— START OF EXERCISE DATA —

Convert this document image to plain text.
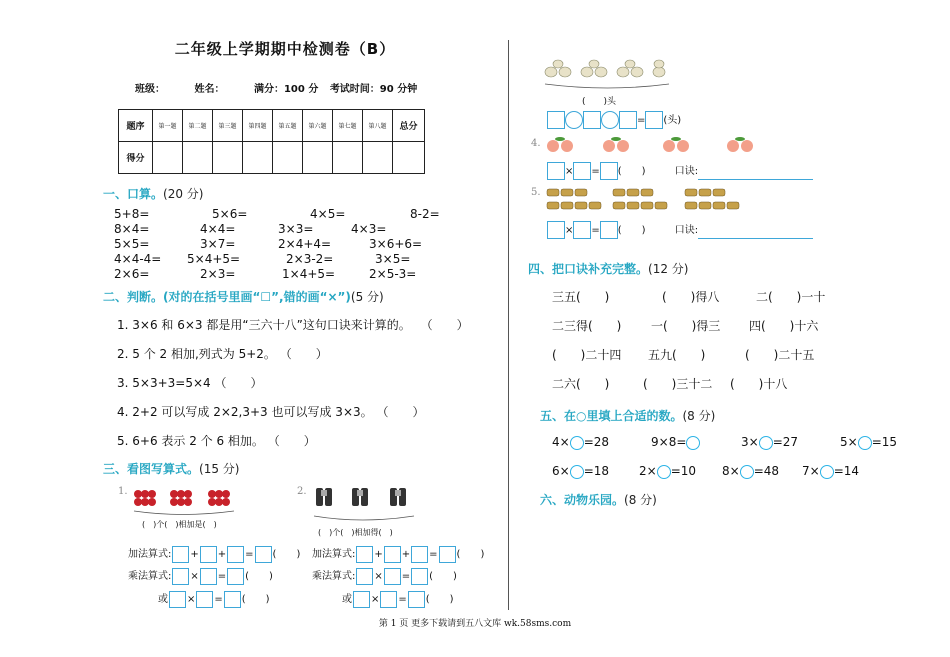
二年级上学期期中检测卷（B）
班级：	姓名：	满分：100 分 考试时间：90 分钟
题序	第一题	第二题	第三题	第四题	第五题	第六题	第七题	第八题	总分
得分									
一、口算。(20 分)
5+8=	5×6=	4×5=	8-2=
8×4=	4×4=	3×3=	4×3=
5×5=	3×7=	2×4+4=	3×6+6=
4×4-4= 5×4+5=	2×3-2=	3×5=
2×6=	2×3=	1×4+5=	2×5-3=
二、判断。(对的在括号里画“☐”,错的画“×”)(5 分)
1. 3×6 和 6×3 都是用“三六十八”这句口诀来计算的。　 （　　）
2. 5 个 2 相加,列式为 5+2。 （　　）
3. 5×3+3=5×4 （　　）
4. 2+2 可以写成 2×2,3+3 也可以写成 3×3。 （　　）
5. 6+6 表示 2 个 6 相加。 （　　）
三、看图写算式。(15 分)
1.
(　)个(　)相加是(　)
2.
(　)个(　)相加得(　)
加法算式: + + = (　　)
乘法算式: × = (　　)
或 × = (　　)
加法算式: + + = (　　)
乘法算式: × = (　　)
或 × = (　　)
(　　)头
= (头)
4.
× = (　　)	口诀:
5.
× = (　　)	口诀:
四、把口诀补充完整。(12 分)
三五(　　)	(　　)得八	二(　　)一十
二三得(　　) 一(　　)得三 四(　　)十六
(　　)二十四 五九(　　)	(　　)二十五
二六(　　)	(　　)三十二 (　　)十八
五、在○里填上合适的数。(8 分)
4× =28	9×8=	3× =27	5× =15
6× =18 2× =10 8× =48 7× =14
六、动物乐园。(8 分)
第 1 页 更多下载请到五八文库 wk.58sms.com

— END OF EXERCISE DATA —
— START OF EXERCISE DATA —

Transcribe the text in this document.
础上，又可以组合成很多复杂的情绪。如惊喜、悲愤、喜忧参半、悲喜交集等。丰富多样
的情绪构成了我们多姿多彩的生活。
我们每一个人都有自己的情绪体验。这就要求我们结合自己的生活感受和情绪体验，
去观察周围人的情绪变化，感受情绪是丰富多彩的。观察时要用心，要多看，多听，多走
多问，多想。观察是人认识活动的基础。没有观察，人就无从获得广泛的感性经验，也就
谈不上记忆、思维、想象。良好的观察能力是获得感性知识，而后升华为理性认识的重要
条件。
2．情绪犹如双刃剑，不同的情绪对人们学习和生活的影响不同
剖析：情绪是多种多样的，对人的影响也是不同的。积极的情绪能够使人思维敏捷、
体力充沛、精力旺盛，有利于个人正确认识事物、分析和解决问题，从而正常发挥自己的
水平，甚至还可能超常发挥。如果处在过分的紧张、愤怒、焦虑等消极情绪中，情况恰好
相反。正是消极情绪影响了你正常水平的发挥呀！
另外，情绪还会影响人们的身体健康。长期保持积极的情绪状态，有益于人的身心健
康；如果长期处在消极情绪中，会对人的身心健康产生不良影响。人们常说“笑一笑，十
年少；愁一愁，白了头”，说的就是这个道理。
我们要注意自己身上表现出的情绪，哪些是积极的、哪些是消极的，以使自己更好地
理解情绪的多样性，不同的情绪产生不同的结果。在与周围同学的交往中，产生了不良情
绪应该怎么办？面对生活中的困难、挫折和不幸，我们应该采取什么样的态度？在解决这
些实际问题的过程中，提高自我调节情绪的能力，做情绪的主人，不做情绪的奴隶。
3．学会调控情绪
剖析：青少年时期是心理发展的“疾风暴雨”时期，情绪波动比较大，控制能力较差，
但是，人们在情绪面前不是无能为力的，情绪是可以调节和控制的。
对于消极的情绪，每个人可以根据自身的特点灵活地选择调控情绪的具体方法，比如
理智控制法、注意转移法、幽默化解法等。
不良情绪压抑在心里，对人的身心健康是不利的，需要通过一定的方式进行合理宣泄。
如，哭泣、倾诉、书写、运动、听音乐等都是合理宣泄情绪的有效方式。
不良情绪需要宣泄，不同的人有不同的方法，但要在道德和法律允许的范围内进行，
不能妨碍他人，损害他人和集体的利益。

— END OF EXERCISE DATA —
— START OF EXERCISE DATA —

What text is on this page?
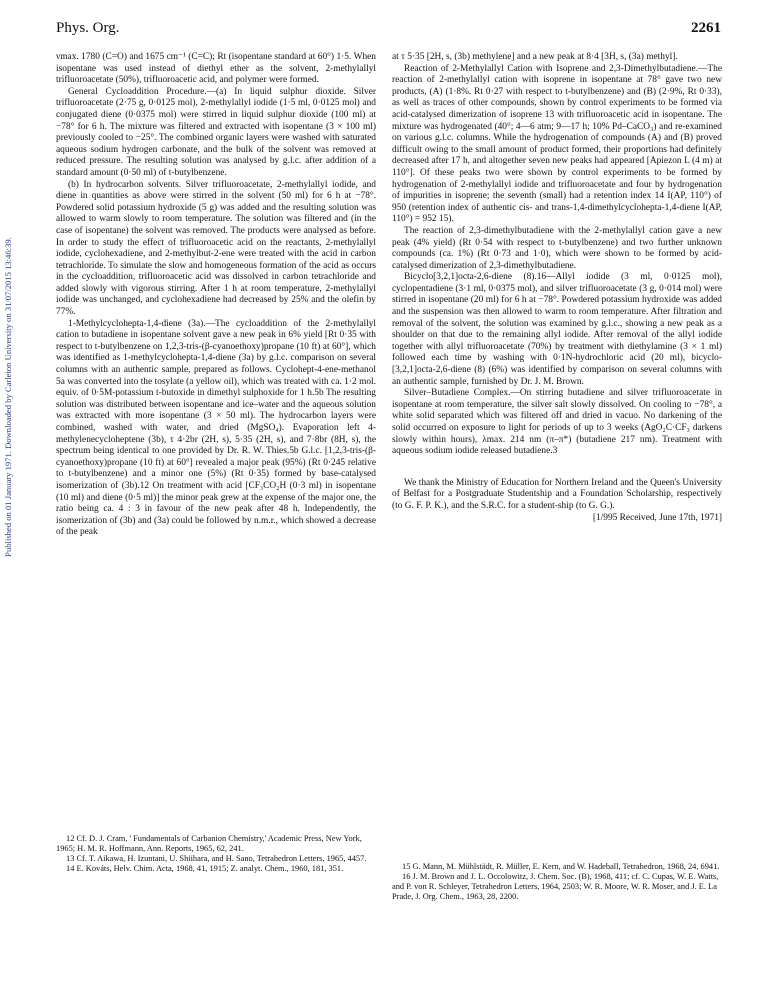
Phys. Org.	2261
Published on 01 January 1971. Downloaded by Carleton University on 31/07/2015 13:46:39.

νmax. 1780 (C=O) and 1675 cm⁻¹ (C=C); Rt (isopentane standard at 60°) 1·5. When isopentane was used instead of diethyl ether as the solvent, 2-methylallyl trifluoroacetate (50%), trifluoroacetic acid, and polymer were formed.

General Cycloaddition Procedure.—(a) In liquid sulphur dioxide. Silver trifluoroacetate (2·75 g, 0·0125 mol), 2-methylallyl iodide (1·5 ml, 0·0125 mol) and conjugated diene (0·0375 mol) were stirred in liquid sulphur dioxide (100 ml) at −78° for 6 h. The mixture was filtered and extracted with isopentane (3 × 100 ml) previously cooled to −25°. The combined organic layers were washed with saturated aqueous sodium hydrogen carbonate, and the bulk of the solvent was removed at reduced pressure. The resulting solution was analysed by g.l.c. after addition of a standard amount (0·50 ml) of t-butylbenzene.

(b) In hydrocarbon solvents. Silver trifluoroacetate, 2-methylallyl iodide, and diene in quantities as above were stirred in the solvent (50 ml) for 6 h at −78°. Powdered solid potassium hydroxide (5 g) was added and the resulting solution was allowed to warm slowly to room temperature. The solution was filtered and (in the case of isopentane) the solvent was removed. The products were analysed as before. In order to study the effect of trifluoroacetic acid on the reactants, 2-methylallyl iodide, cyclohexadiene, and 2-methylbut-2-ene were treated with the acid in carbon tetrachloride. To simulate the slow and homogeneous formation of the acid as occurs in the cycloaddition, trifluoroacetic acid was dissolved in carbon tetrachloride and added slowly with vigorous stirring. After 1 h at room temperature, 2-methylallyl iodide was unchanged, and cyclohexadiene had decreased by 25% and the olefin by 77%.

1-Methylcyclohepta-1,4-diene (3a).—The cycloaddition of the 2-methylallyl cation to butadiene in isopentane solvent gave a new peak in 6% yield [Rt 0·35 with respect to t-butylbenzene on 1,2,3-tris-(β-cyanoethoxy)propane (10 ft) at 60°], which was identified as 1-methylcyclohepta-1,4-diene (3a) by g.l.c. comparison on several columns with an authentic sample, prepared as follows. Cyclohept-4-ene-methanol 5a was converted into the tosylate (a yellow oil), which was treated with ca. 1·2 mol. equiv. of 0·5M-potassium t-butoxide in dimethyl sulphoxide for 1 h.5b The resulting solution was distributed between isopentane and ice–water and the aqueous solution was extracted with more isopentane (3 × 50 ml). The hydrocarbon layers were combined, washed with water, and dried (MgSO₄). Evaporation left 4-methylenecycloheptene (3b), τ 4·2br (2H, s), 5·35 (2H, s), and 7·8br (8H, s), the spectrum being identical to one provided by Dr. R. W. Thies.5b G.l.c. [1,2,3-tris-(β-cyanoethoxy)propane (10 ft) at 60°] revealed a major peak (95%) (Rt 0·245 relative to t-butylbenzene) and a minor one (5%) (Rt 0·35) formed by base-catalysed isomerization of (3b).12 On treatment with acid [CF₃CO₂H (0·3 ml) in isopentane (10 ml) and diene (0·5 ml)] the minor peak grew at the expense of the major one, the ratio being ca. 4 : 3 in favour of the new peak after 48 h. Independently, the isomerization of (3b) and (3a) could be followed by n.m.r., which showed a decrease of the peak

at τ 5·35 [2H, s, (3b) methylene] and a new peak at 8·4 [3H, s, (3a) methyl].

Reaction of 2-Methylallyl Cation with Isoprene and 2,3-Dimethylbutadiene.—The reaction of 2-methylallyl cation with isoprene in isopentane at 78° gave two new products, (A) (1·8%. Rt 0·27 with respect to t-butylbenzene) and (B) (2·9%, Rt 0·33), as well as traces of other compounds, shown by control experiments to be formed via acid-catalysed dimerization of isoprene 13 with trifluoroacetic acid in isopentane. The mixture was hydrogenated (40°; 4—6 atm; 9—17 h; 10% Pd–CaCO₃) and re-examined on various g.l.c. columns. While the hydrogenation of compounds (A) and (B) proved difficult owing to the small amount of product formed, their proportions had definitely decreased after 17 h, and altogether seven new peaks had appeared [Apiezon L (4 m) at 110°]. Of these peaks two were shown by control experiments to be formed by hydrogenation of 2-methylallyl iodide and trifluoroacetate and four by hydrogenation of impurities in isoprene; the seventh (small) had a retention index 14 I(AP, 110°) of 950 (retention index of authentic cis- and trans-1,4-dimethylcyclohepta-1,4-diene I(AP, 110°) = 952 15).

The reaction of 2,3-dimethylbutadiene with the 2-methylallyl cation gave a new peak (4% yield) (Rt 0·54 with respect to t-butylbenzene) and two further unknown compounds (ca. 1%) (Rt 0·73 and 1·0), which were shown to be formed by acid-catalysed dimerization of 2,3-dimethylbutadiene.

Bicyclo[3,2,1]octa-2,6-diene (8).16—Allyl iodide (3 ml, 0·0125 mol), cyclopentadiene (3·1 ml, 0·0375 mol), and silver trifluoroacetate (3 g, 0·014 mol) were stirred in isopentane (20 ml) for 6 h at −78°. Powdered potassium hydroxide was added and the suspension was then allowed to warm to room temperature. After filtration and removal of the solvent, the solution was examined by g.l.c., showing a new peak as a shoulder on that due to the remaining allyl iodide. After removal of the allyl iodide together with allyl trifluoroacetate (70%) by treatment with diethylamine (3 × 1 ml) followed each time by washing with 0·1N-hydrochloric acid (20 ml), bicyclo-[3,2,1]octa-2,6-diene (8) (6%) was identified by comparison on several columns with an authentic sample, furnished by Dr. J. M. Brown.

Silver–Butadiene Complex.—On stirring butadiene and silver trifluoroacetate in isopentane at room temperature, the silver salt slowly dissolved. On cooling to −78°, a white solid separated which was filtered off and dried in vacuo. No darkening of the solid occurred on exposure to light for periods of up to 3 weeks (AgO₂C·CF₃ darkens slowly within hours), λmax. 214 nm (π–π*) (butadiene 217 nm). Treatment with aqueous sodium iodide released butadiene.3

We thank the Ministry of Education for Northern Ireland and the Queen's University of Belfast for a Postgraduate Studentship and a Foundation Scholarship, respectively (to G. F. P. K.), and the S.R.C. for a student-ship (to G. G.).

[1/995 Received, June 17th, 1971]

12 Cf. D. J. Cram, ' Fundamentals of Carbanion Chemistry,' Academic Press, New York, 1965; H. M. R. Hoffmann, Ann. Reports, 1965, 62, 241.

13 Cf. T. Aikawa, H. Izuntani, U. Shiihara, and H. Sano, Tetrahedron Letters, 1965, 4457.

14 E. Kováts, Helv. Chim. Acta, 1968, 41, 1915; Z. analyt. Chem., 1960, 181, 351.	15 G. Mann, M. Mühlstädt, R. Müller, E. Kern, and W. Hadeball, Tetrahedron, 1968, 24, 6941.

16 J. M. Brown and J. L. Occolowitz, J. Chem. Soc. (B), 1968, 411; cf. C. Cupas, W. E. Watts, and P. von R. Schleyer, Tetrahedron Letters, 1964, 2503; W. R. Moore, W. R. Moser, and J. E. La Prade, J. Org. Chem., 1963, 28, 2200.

— END OF EXERCISE DATA —

_EXERCISE GOAL_
Scan the listing above. Gather each line that contains the word "text".

_THE RESPONSE_
Convert this document image to plain text.
Transcribe the text in this document.
What text is on this page?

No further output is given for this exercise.